■ Required work ■
A complete, unaltered copy of the listing is needed. Write it out.

++++ Source data

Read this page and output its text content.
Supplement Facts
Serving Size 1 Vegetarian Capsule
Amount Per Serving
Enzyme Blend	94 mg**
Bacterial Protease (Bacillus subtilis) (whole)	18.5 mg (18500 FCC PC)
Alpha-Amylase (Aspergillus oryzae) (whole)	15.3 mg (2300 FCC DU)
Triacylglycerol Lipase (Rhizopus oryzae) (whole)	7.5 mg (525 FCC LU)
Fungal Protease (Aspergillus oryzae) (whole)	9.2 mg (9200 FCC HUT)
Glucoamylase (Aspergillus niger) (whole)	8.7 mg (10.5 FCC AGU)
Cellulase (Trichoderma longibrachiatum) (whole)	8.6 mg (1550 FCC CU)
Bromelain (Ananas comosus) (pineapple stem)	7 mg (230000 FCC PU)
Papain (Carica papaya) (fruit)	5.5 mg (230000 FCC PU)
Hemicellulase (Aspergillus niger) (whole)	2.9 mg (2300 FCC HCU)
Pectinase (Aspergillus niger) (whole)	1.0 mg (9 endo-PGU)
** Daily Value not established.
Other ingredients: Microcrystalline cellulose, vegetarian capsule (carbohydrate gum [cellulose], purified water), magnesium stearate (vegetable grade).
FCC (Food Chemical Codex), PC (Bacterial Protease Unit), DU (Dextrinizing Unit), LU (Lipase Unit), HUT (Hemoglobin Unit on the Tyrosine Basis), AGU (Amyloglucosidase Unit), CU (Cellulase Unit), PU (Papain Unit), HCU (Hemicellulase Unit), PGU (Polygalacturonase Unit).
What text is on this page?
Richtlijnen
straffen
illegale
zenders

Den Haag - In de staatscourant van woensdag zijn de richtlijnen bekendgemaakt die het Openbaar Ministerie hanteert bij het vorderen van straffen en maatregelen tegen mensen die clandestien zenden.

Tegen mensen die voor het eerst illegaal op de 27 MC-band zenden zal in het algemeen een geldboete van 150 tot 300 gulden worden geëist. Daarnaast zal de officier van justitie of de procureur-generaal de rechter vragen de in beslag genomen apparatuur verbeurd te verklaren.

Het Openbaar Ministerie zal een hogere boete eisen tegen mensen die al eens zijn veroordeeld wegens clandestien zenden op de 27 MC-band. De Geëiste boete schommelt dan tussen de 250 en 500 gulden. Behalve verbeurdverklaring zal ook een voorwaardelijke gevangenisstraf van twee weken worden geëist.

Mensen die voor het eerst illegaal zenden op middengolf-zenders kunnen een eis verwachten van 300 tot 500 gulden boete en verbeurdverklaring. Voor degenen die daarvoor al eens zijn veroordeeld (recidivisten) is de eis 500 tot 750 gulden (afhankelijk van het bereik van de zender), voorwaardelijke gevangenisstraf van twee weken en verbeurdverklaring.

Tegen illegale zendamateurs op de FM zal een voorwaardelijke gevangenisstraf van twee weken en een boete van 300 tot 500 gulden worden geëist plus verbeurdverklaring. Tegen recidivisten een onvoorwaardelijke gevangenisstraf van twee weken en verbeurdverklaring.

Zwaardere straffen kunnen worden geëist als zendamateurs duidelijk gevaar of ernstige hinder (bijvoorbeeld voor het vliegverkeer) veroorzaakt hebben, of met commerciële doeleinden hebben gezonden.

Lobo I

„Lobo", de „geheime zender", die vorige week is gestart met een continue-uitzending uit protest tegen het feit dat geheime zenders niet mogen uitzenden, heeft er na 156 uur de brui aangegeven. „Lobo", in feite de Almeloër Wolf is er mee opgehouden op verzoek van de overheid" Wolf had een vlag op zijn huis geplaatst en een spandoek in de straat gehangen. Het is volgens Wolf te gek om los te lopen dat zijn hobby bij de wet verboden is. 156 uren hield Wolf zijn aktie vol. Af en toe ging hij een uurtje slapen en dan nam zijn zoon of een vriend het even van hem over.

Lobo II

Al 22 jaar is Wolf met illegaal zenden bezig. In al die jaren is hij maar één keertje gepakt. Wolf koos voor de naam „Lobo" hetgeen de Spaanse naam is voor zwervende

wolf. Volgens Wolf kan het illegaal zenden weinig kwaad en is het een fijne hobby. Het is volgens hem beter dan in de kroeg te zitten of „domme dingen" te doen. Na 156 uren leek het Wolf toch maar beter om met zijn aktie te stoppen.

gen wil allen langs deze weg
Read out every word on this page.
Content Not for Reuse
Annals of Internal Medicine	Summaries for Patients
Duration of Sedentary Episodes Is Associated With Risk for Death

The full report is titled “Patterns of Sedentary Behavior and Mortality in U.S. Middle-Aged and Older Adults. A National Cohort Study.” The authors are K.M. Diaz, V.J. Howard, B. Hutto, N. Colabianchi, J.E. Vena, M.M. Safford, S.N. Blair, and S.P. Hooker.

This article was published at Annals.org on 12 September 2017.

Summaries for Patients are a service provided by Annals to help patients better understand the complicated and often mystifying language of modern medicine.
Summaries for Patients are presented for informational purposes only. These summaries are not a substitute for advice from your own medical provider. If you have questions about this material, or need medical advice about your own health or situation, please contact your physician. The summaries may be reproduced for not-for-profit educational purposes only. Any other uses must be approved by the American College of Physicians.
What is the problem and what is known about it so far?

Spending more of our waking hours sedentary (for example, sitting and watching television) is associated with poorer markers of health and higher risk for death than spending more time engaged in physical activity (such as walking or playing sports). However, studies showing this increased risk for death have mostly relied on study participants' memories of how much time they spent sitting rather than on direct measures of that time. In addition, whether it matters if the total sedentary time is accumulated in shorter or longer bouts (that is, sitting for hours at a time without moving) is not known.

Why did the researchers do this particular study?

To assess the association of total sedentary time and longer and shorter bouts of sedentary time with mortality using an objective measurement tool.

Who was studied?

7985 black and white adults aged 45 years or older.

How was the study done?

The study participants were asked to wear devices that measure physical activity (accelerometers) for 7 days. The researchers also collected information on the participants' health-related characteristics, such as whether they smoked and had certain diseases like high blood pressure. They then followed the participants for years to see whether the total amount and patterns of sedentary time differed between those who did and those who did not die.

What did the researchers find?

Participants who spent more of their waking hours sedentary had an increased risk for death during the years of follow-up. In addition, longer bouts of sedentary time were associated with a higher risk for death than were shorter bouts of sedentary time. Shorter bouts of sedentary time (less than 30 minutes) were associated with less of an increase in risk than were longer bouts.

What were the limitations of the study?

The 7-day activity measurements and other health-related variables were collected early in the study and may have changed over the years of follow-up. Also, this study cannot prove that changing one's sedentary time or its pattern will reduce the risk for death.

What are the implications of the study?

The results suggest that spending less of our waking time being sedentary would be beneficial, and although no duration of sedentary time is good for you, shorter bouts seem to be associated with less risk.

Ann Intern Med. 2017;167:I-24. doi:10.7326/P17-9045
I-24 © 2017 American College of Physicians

++++++++

■ Written solution ■
Read this page and output its text content.
Supplement Facts
Serving Size 1 Vegetarian Capsule
Amount Per Serving
Enzyme Blend	94 mg**
Bacterial Protease (Bacillus subtilis) (whole)	18.5 mg (18500 FCC PC)
Alpha-Amylase (Aspergillus oryzae) (whole)	15.3 mg (2300 FCC DU)
Triacylglycerol Lipase (Rhizopus oryzae) (whole)	7.5 mg (525 FCC LU)
Fungal Protease (Aspergillus oryzae) (whole)	9.2 mg (9200 FCC HUT)
Glucoamylase (Aspergillus niger) (whole)	8.7 mg (10.5 FCC AGU)
Cellulase (Trichoderma longibrachiatum) (whole)	8.6 mg (1550 FCC CU)
Bromelain (Ananas comosus) (pineapple stem)	7 mg (230000 FCC PU)
Papain (Carica papaya) (fruit)	5.5 mg (230000 FCC PU)
Hemicellulase (Aspergillus niger) (whole)	2.9 mg (2300 FCC HCU)
Pectinase (Aspergillus niger) (whole)	1.0 mg (9 endo-PGU)
** Daily Value not established.
Other ingredients: Microcrystalline cellulose, vegetarian capsule (carbohydrate gum [cellulose], purified water), magnesium stearate (vegetable grade).
FCC (Food Chemical Codex), PC (Bacterial Protease Unit), DU (Dextrinizing Unit), LU (Lipase Unit), HUT (Hemoglobin Unit on the Tyrosine Basis), AGU (Amyloglucosidase Unit), CU (Cellulase Unit), PU (Papain Unit), HCU (Hemicellulase Unit), PGU (Polygalacturonase Unit).
What text is on this page?
Richtlijnen
straffen
illegale
zenders

Den Haag - In de staatscourant van woensdag zijn de richtlijnen bekendgemaakt die het Openbaar Ministerie hanteert bij het vorderen van straffen en maatregelen tegen mensen die clandestien zenden.

Tegen mensen die voor het eerst illegaal op de 27 MC-band zenden zal in het algemeen een geldboete van 150 tot 300 gulden worden geëist. Daarnaast zal de officier van justitie of de procureur-generaal de rechter vragen de in beslag genomen apparatuur verbeurd te verklaren.

Het Openbaar Ministerie zal een hogere boete eisen tegen mensen die al eens zijn veroordeeld wegens clandestien zenden op de 27 MC-band. De Geëiste boete schommelt dan tussen de 250 en 500 gulden. Behalve verbeurdverklaring zal ook een voorwaardelijke gevangenisstraf van twee weken worden geëist.

Mensen die voor het eerst illegaal zenden op middengolf-zenders kunnen een eis verwachten van 300 tot 500 gulden boete en verbeurdverklaring. Voor degenen die daarvoor al eens zijn veroordeeld (recidivisten) is de eis 500 tot 750 gulden (afhankelijk van het bereik van de zender), voorwaardelijke gevangenisstraf van twee weken en verbeurdverklaring.

Tegen illegale zendamateurs op de FM zal een voorwaardelijke gevangenisstraf van twee weken en een boete van 300 tot 500 gulden worden geëist plus verbeurdverklaring. Tegen recidivisten een onvoorwaardelijke gevangenisstraf van twee weken en verbeurdverklaring.

Zwaardere straffen kunnen worden geëist als zendamateurs duidelijk gevaar of ernstige hinder (bijvoorbeeld voor het vliegverkeer) veroorzaakt hebben, of met commerciële doeleinden hebben gezonden.

Lobo I

„Lobo", de „geheime zender", die vorige week is gestart met een continue-uitzending uit protest tegen het feit dat geheime zenders niet mogen uitzenden, heeft er na 156 uur de brui aangegeven. „Lobo", in feite de Almeloër Wolf is er mee opgehouden op verzoek van de overheid" Wolf had een vlag op zijn huis geplaatst en een spandoek in de straat gehangen. Het is volgens Wolf te gek om los te lopen dat zijn hobby bij de wet verboden is. 156 uren hield Wolf zijn aktie vol. Af en toe ging hij een uurtje slapen en dan nam zijn zoon of een vriend het even van hem over.

Lobo II

Al 22 jaar is Wolf met illegaal zenden bezig. In al die jaren is hij maar één keertje gepakt. Wolf koos voor de naam „Lobo" hetgeen de Spaanse naam is voor zwervende

wolf. Volgens Wolf kan het illegaal zenden weinig kwaad en is het een fijne hobby. Het is volgens hem beter dan in de kroeg te zitten of „domme dingen" te doen. Na 156 uren leek het Wolf toch maar beter om met zijn aktie te stoppen.

gen wil allen langs deze weg
Read out every word on this page.
Content Not for Reuse
Annals of Internal Medicine	Summaries for Patients
Duration of Sedentary Episodes Is Associated With Risk for Death

The full report is titled “Patterns of Sedentary Behavior and Mortality in U.S. Middle-Aged and Older Adults. A National Cohort Study.” The authors are K.M. Diaz, V.J. Howard, B. Hutto, N. Colabianchi, J.E. Vena, M.M. Safford, S.N. Blair, and S.P. Hooker.

This article was published at Annals.org on 12 September 2017.

Summaries for Patients are a service provided by Annals to help patients better understand the complicated and often mystifying language of modern medicine.
Summaries for Patients are presented for informational purposes only. These summaries are not a substitute for advice from your own medical provider. If you have questions about this material, or need medical advice about your own health or situation, please contact your physician. The summaries may be reproduced for not-for-profit educational purposes only. Any other uses must be approved by the American College of Physicians.
What is the problem and what is known about it so far?

Spending more of our waking hours sedentary (for example, sitting and watching television) is associated with poorer markers of health and higher risk for death than spending more time engaged in physical activity (such as walking or playing sports). However, studies showing this increased risk for death have mostly relied on study participants' memories of how much time they spent sitting rather than on direct measures of that time. In addition, whether it matters if the total sedentary time is accumulated in shorter or longer bouts (that is, sitting for hours at a time without moving) is not known.

Why did the researchers do this particular study?

To assess the association of total sedentary time and longer and shorter bouts of sedentary time with mortality using an objective measurement tool.

Who was studied?

7985 black and white adults aged 45 years or older.

How was the study done?

The study participants were asked to wear devices that measure physical activity (accelerometers) for 7 days. The researchers also collected information on the participants' health-related characteristics, such as whether they smoked and had certain diseases like high blood pressure. They then followed the participants for years to see whether the total amount and patterns of sedentary time differed between those who did and those who did not die.

What did the researchers find?

Participants who spent more of their waking hours sedentary had an increased risk for death during the years of follow-up. In addition, longer bouts of sedentary time were associated with a higher risk for death than were shorter bouts of sedentary time. Shorter bouts of sedentary time (less than 30 minutes) were associated with less of an increase in risk than were longer bouts.

What were the limitations of the study?

The 7-day activity measurements and other health-related variables were collected early in the study and may have changed over the years of follow-up. Also, this study cannot prove that changing one's sedentary time or its pattern will reduce the risk for death.

What are the implications of the study?

The results suggest that spending less of our waking time being sedentary would be beneficial, and although no duration of sedentary time is good for you, shorter bouts seem to be associated with less risk.

Ann Intern Med. 2017;167:I-24. doi:10.7326/P17-9045
I-24 © 2017 American College of Physicians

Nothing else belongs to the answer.